> Exercise details:
Spot each line that carries the word "hours"; copy those lines.

(Stored data entries)
↓↓↓

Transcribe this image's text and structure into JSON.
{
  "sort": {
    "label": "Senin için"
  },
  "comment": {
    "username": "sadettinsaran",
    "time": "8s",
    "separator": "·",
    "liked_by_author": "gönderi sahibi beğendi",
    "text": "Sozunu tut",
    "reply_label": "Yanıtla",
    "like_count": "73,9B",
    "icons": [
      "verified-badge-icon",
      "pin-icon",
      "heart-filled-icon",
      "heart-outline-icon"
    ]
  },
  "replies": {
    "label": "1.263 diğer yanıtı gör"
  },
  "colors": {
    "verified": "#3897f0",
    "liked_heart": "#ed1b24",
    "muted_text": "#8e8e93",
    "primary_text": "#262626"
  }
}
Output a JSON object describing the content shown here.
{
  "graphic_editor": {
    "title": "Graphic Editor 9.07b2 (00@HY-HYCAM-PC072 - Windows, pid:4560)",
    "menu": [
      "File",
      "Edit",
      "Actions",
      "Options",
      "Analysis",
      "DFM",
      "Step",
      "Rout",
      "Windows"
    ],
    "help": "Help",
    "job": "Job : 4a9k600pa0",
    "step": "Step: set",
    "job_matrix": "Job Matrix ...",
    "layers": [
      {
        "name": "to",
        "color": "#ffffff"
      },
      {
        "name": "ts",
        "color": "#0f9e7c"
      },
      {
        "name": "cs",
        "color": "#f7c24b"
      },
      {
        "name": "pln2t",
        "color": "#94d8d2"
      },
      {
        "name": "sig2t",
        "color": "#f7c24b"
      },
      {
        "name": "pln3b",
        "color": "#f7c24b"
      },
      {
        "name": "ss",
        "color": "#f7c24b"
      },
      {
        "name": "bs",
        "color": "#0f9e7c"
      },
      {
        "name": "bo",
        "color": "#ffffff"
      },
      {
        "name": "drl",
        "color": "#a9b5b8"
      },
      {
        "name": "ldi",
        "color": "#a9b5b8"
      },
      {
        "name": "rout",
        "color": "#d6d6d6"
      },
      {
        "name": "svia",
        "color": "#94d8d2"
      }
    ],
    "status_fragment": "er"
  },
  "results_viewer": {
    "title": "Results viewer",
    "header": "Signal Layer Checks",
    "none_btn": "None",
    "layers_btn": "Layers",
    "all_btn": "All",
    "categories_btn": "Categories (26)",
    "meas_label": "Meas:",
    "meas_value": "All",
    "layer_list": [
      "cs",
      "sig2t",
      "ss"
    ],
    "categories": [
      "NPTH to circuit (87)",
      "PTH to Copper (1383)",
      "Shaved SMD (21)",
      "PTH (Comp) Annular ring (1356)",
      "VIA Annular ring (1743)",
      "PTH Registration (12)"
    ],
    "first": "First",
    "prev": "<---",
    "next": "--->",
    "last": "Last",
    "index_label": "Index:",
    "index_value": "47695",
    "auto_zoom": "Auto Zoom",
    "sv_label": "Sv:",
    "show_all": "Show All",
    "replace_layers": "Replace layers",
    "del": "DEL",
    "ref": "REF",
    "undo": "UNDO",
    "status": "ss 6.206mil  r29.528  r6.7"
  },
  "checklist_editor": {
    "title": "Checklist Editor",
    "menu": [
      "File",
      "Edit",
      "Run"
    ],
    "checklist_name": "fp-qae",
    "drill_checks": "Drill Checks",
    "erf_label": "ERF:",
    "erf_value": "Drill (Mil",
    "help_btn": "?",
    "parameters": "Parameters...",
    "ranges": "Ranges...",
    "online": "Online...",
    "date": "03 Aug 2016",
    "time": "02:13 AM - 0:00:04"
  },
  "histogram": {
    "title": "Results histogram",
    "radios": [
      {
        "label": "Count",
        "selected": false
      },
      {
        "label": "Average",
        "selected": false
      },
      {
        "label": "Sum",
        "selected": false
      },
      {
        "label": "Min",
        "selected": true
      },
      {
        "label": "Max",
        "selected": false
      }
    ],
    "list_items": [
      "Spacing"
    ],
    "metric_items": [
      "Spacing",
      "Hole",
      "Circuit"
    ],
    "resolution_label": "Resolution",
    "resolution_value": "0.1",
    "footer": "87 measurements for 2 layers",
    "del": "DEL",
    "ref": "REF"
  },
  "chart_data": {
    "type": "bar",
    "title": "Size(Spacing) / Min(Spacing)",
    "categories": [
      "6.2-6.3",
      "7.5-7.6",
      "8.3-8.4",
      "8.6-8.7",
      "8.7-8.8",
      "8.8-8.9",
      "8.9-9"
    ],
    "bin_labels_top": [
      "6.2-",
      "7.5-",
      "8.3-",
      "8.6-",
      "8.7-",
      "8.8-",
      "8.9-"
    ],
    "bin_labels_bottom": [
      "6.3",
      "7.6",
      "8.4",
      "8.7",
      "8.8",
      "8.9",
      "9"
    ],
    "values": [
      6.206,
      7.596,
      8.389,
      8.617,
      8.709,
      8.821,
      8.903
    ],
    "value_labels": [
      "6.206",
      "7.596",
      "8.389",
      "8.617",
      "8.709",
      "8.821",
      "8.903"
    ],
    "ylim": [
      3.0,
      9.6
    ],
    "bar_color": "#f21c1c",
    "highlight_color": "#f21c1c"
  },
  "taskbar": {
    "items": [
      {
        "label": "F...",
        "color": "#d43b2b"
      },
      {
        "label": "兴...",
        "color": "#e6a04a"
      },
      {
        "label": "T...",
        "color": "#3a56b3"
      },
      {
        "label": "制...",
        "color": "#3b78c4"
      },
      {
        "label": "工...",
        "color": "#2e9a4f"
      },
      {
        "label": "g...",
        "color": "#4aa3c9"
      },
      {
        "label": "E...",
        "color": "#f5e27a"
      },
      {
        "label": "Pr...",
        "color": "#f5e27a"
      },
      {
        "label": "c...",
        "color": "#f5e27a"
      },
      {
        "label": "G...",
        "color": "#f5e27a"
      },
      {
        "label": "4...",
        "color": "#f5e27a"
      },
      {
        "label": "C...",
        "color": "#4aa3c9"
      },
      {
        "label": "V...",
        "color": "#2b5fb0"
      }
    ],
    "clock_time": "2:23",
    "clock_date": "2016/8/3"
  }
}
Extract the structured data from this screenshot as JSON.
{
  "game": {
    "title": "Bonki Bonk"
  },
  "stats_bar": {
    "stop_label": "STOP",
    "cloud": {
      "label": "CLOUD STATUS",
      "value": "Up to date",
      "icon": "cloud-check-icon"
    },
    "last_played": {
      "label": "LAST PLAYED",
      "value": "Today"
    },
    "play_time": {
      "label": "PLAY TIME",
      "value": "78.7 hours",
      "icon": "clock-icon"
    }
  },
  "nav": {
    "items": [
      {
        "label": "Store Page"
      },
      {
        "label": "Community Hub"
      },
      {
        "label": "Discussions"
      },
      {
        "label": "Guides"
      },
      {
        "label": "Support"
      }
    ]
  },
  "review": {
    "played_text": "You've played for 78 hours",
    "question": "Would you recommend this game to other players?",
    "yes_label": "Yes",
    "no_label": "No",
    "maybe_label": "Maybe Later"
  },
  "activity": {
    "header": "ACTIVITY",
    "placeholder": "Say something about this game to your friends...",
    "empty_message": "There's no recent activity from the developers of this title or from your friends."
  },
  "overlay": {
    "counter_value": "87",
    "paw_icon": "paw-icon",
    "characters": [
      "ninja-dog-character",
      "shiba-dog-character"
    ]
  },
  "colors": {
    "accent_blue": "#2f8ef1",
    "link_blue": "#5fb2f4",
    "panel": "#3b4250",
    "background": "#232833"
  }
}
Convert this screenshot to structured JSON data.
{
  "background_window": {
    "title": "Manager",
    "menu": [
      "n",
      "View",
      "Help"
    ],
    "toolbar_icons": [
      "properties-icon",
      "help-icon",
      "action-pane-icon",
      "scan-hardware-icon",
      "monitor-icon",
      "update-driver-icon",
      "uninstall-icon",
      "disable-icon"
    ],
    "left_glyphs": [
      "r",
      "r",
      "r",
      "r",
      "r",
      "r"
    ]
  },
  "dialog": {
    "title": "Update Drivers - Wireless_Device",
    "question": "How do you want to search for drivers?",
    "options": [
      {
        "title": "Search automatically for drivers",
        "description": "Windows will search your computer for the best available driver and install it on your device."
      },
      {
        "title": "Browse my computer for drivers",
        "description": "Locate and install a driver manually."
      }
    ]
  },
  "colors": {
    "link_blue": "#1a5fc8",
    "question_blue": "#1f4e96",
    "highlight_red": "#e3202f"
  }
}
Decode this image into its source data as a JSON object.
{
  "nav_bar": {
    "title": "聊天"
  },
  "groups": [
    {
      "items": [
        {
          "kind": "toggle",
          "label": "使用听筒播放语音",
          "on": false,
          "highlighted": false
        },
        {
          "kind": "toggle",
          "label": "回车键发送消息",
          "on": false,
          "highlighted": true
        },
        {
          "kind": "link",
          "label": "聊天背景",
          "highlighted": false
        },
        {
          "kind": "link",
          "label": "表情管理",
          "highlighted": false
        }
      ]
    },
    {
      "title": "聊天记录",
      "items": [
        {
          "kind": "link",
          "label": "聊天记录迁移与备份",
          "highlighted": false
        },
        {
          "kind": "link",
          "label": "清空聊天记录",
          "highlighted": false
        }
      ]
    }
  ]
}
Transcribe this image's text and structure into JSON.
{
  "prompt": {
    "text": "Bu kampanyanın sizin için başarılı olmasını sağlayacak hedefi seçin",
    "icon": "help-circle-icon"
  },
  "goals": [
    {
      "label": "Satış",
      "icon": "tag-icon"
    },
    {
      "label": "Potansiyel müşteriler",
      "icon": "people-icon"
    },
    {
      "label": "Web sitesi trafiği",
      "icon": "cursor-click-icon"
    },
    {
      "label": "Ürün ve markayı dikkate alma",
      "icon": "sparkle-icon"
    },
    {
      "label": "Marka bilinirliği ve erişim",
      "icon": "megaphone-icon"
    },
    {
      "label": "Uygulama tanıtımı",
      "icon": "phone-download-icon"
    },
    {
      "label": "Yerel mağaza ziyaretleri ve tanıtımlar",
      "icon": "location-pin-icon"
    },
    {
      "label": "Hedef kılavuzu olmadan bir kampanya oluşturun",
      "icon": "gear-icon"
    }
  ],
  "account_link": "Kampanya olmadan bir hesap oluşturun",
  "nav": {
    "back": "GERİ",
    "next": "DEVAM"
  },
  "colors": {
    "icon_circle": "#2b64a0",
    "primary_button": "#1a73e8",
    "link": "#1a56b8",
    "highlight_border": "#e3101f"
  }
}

↑↑↑

> Exercise output:
      "value": "78.7 hours",
    "played_text": "You've played for 78 hours",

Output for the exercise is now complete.